• _Stated exercise_: Retype the records below word for word and omit any image.

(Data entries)
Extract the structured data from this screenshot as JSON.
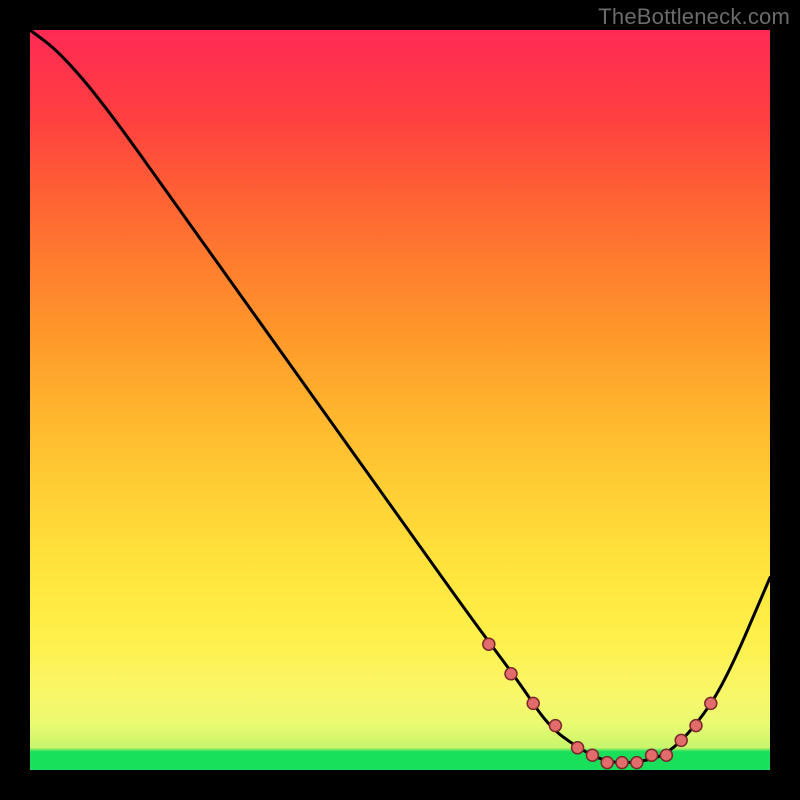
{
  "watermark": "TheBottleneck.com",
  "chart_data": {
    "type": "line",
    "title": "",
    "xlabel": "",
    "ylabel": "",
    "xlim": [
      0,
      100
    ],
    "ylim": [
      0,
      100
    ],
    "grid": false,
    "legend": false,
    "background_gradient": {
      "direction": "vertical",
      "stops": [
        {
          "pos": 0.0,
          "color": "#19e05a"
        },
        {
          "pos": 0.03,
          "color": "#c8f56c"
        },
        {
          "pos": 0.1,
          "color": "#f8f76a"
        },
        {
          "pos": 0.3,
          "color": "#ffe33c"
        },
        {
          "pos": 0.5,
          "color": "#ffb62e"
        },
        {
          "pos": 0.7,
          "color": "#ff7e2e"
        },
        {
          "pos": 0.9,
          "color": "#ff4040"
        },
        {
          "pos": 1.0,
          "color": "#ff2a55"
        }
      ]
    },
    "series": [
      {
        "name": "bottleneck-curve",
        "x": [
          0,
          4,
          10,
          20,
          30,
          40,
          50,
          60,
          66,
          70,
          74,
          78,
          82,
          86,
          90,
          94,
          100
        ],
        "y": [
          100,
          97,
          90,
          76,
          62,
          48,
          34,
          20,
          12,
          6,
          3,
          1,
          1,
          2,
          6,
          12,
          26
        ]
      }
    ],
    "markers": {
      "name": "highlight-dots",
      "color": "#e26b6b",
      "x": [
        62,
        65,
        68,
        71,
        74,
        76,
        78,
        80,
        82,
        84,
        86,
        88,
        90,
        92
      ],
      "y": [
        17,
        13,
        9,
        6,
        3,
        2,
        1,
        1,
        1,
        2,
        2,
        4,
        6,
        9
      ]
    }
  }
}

• _Worked solution_:
Extract the structured data from this screenshot as JSON.
{
  "watermark": "TheBottleneck.com",
  "chart_data": {
    "type": "line",
    "title": "",
    "xlabel": "",
    "ylabel": "",
    "xlim": [
      0,
      100
    ],
    "ylim": [
      0,
      100
    ],
    "grid": false,
    "legend": false,
    "background_gradient": {
      "direction": "vertical",
      "stops": [
        {
          "pos": 0.0,
          "color": "#19e05a"
        },
        {
          "pos": 0.03,
          "color": "#c8f56c"
        },
        {
          "pos": 0.1,
          "color": "#f8f76a"
        },
        {
          "pos": 0.3,
          "color": "#ffe33c"
        },
        {
          "pos": 0.5,
          "color": "#ffb62e"
        },
        {
          "pos": 0.7,
          "color": "#ff7e2e"
        },
        {
          "pos": 0.9,
          "color": "#ff4040"
        },
        {
          "pos": 1.0,
          "color": "#ff2a55"
        }
      ]
    },
    "series": [
      {
        "name": "bottleneck-curve",
        "x": [
          0,
          4,
          10,
          20,
          30,
          40,
          50,
          60,
          66,
          70,
          74,
          78,
          82,
          86,
          90,
          94,
          100
        ],
        "y": [
          100,
          97,
          90,
          76,
          62,
          48,
          34,
          20,
          12,
          6,
          3,
          1,
          1,
          2,
          6,
          12,
          26
        ]
      }
    ],
    "markers": {
      "name": "highlight-dots",
      "color": "#e26b6b",
      "x": [
        62,
        65,
        68,
        71,
        74,
        76,
        78,
        80,
        82,
        84,
        86,
        88,
        90,
        92
      ],
      "y": [
        17,
        13,
        9,
        6,
        3,
        2,
        1,
        1,
        1,
        2,
        2,
        4,
        6,
        9
      ]
    }
  }
}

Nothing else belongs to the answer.